#### [Requirements]
Seek out every line containing the word "this", and copy each.

#### [Data shown]
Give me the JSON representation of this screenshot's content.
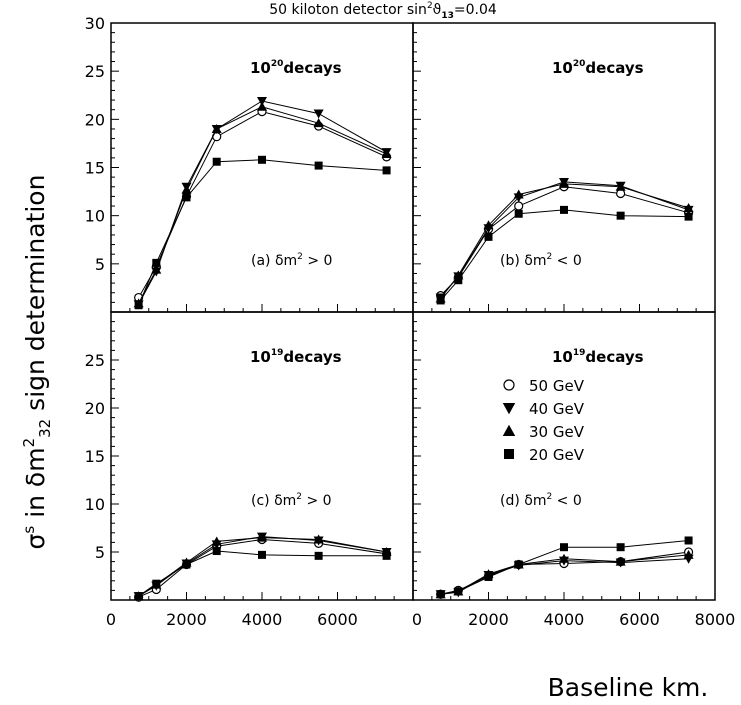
{
  "figure": {
    "title_main": "50 kiloton detector sin",
    "title_sup": "2",
    "title_theta": "ϑ",
    "title_sub": "13",
    "title_tail": "=0.04",
    "ylabel": {
      "prefix": "σ",
      "sup": "s",
      "mid": " in δm",
      "sup2": "2",
      "sub": "32",
      "tail": " sign determination"
    },
    "xlabel": "Baseline km."
  },
  "legend": {
    "entries": [
      {
        "label": "50 GeV",
        "marker": "circle-open"
      },
      {
        "label": "40 GeV",
        "marker": "triangle-down"
      },
      {
        "label": "30 GeV",
        "marker": "triangle-up"
      },
      {
        "label": "20 GeV",
        "marker": "square"
      }
    ]
  },
  "chart_data": [
    {
      "type": "line",
      "panel": "top-left",
      "label_decays_base": "10",
      "label_decays_exp": "20",
      "label_decays_word": "decays",
      "label_case_prefix": "(a)  δm",
      "label_case_sup": "2",
      "label_case_suffix": " > 0",
      "xlim": [
        0,
        8000
      ],
      "ylim": [
        0,
        30
      ],
      "yticks": [
        "5",
        "10",
        "15",
        "20",
        "25",
        "30"
      ],
      "series": [
        {
          "energy": 50,
          "x": [
            732,
            1200,
            2000,
            2800,
            4000,
            5500,
            7300
          ],
          "y": [
            1.5,
            4.7,
            12.0,
            18.2,
            20.8,
            19.3,
            16.1
          ]
        },
        {
          "energy": 40,
          "x": [
            732,
            1200,
            2000,
            2800,
            4000,
            5500,
            7300
          ],
          "y": [
            0.8,
            4.2,
            13.0,
            19.0,
            21.9,
            20.6,
            16.6
          ]
        },
        {
          "energy": 30,
          "x": [
            732,
            1200,
            2000,
            2800,
            4000,
            5500,
            7300
          ],
          "y": [
            0.9,
            4.4,
            12.7,
            19.0,
            21.3,
            19.6,
            16.4
          ]
        },
        {
          "energy": 20,
          "x": [
            732,
            1200,
            2000,
            2800,
            4000,
            5500,
            7300
          ],
          "y": [
            0.7,
            5.1,
            11.9,
            15.6,
            15.8,
            15.2,
            14.7
          ]
        }
      ]
    },
    {
      "type": "line",
      "panel": "top-right",
      "label_decays_base": "10",
      "label_decays_exp": "20",
      "label_decays_word": "decays",
      "label_case_prefix": "(b)  δm",
      "label_case_sup": "2",
      "label_case_suffix": " < 0",
      "xlim": [
        0,
        8000
      ],
      "ylim": [
        0,
        30
      ],
      "series": [
        {
          "energy": 50,
          "x": [
            732,
            1200,
            2000,
            2800,
            4000,
            5500,
            7300
          ],
          "y": [
            1.7,
            3.6,
            8.6,
            11.0,
            13.0,
            12.3,
            10.3
          ]
        },
        {
          "energy": 40,
          "x": [
            732,
            1200,
            2000,
            2800,
            4000,
            5500,
            7300
          ],
          "y": [
            1.5,
            3.7,
            8.7,
            11.9,
            13.5,
            13.1,
            10.6
          ]
        },
        {
          "energy": 30,
          "x": [
            732,
            1200,
            2000,
            2800,
            4000,
            5500,
            7300
          ],
          "y": [
            1.4,
            3.8,
            9.0,
            12.2,
            13.3,
            13.0,
            10.8
          ]
        },
        {
          "energy": 20,
          "x": [
            732,
            1200,
            2000,
            2800,
            4000,
            5500,
            7300
          ],
          "y": [
            1.2,
            3.3,
            7.8,
            10.2,
            10.6,
            10.0,
            9.9
          ]
        }
      ]
    },
    {
      "type": "line",
      "panel": "bottom-left",
      "label_decays_base": "10",
      "label_decays_exp": "19",
      "label_decays_word": "decays",
      "label_case_prefix": "(c)  δm",
      "label_case_sup": "2",
      "label_case_suffix": " > 0",
      "xlim": [
        0,
        8000
      ],
      "ylim": [
        0,
        30
      ],
      "yticks": [
        "5",
        "10",
        "15",
        "20",
        "25"
      ],
      "xticks": [
        "0",
        "2000",
        "4000",
        "6000"
      ],
      "series": [
        {
          "energy": 50,
          "x": [
            732,
            1200,
            2000,
            2800,
            4000,
            5500,
            7300
          ],
          "y": [
            0.3,
            1.1,
            3.7,
            5.6,
            6.3,
            5.9,
            4.8
          ]
        },
        {
          "energy": 40,
          "x": [
            732,
            1200,
            2000,
            2800,
            4000,
            5500,
            7300
          ],
          "y": [
            0.4,
            1.5,
            3.8,
            5.8,
            6.6,
            6.2,
            5.0
          ]
        },
        {
          "energy": 30,
          "x": [
            732,
            1200,
            2000,
            2800,
            4000,
            5500,
            7300
          ],
          "y": [
            0.4,
            1.6,
            3.9,
            6.1,
            6.5,
            6.3,
            5.0
          ]
        },
        {
          "energy": 20,
          "x": [
            732,
            1200,
            2000,
            2800,
            4000,
            5500,
            7300
          ],
          "y": [
            0.4,
            1.7,
            3.7,
            5.1,
            4.7,
            4.6,
            4.6
          ]
        }
      ]
    },
    {
      "type": "line",
      "panel": "bottom-right",
      "label_decays_base": "10",
      "label_decays_exp": "19",
      "label_decays_word": "decays",
      "label_case_prefix": "(d)  δm",
      "label_case_sup": "2",
      "label_case_suffix": " < 0",
      "xlim": [
        0,
        8000
      ],
      "ylim": [
        0,
        30
      ],
      "xticks": [
        "0",
        "2000",
        "4000",
        "6000",
        "8000"
      ],
      "series": [
        {
          "energy": 50,
          "x": [
            732,
            1200,
            2000,
            2800,
            4000,
            5500,
            7300
          ],
          "y": [
            0.6,
            1.0,
            2.5,
            3.7,
            3.8,
            4.0,
            5.0
          ]
        },
        {
          "energy": 40,
          "x": [
            732,
            1200,
            2000,
            2800,
            4000,
            5500,
            7300
          ],
          "y": [
            0.6,
            0.8,
            2.6,
            3.6,
            4.1,
            3.9,
            4.3
          ]
        },
        {
          "energy": 30,
          "x": [
            732,
            1200,
            2000,
            2800,
            4000,
            5500,
            7300
          ],
          "y": [
            0.6,
            0.9,
            2.7,
            3.7,
            4.3,
            4.0,
            4.7
          ]
        },
        {
          "energy": 20,
          "x": [
            732,
            1200,
            2000,
            2800,
            4000,
            5500,
            7300
          ],
          "y": [
            0.6,
            0.9,
            2.4,
            3.7,
            5.5,
            5.5,
            6.2
          ]
        }
      ]
    }
  ]
}
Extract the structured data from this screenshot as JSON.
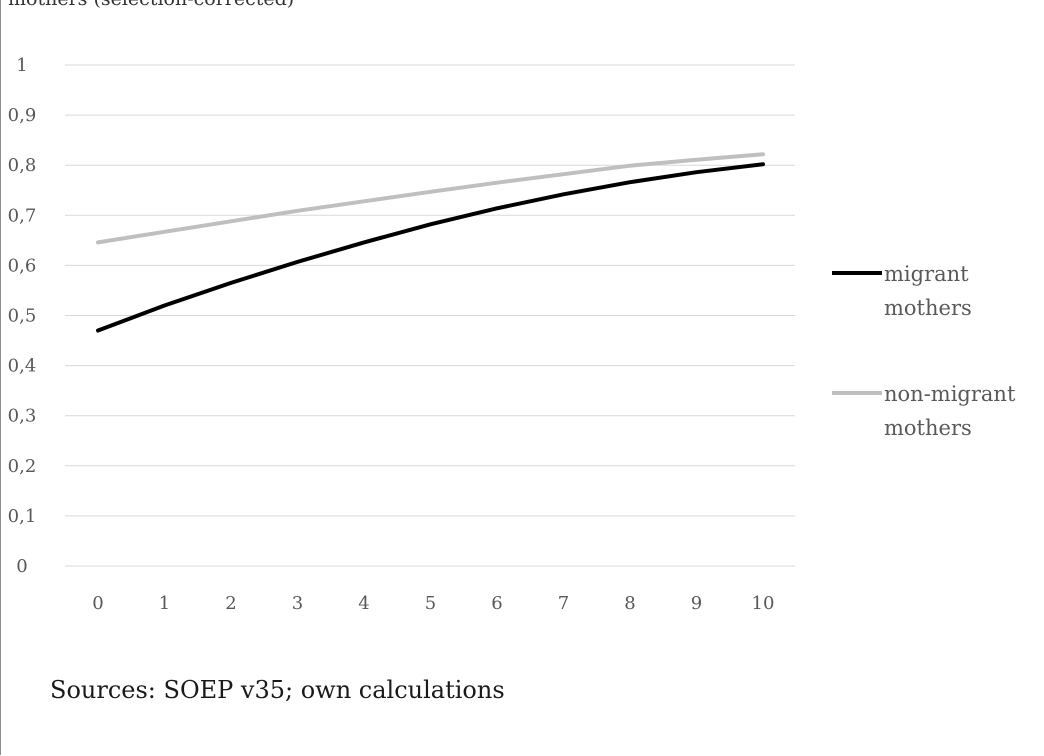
{
  "page": {
    "top_caption": "mothers (selection-corrected)",
    "source_note": "Sources: SOEP v35; own calculations"
  },
  "chart_data": {
    "type": "line",
    "x": [
      0,
      1,
      2,
      3,
      4,
      5,
      6,
      7,
      8,
      9,
      10
    ],
    "x_tick_labels": [
      "0",
      "1",
      "2",
      "3",
      "4",
      "5",
      "6",
      "7",
      "8",
      "9",
      "10"
    ],
    "y_tick_labels": [
      "0",
      "0,1",
      "0,2",
      "0,3",
      "0,4",
      "0,5",
      "0,6",
      "0,7",
      "0,8",
      "0,9",
      "1"
    ],
    "ylim": [
      0,
      1
    ],
    "y_ticks": [
      0,
      0.1,
      0.2,
      0.3,
      0.4,
      0.5,
      0.6,
      0.7,
      0.8,
      0.9,
      1
    ],
    "grid": "horizontal",
    "legend_position": "right",
    "series": [
      {
        "name_lines": [
          "migrant",
          "mothers"
        ],
        "color": "#000000",
        "values": [
          0.47,
          0.52,
          0.565,
          0.607,
          0.646,
          0.682,
          0.714,
          0.742,
          0.766,
          0.786,
          0.802
        ]
      },
      {
        "name_lines": [
          "non-migrant",
          "mothers"
        ],
        "color": "#bfbfbf",
        "values": [
          0.646,
          0.667,
          0.688,
          0.709,
          0.728,
          0.747,
          0.765,
          0.782,
          0.799,
          0.811,
          0.822
        ]
      }
    ]
  }
}
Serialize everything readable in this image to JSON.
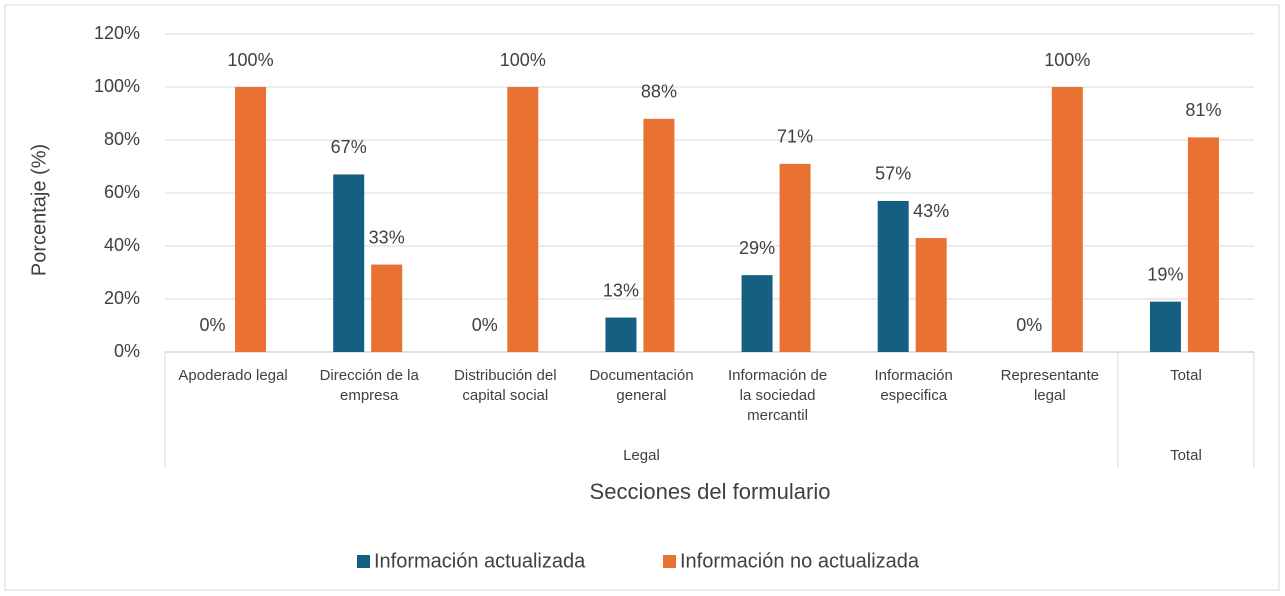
{
  "chart_data": {
    "type": "bar",
    "y_axis_label": "Porcentaje (%)",
    "x_axis_label": "Secciones del formulario",
    "categories": [
      "Apoderado legal",
      "Dirección de la empresa",
      "Distribución del capital social",
      "Documentación general",
      "Información de la sociedad mercantil",
      "Información especifica",
      "Representante legal",
      "Total"
    ],
    "category_groups": [
      "Legal",
      "Legal",
      "Legal",
      "Legal",
      "Legal",
      "Legal",
      "Legal",
      "Total"
    ],
    "series": [
      {
        "name": "Información actualizada",
        "color": "#156082",
        "values": [
          0,
          67,
          0,
          13,
          29,
          57,
          0,
          19
        ],
        "value_labels": [
          "0%",
          "67%",
          "0%",
          "13%",
          "29%",
          "57%",
          "0%",
          "19%"
        ]
      },
      {
        "name": "Información no actualizada",
        "color": "#e97132",
        "values": [
          100,
          33,
          100,
          88,
          71,
          43,
          100,
          81
        ],
        "value_labels": [
          "100%",
          "33%",
          "100%",
          "88%",
          "71%",
          "43%",
          "100%",
          "81%"
        ]
      }
    ],
    "ylim": [
      0,
      120
    ],
    "yticks": [
      {
        "value": 0,
        "label": "0%"
      },
      {
        "value": 20,
        "label": "20%"
      },
      {
        "value": 40,
        "label": "40%"
      },
      {
        "value": 60,
        "label": "60%"
      },
      {
        "value": 80,
        "label": "80%"
      },
      {
        "value": 100,
        "label": "100%"
      },
      {
        "value": 120,
        "label": "120%"
      }
    ],
    "grid": true,
    "legend_position": "bottom"
  }
}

#### [Completed task]
Give me the JSON representation of this screenshot's content.
Extract the structured data from this screenshot as JSON.
Serialize everything readable in this image to JSON.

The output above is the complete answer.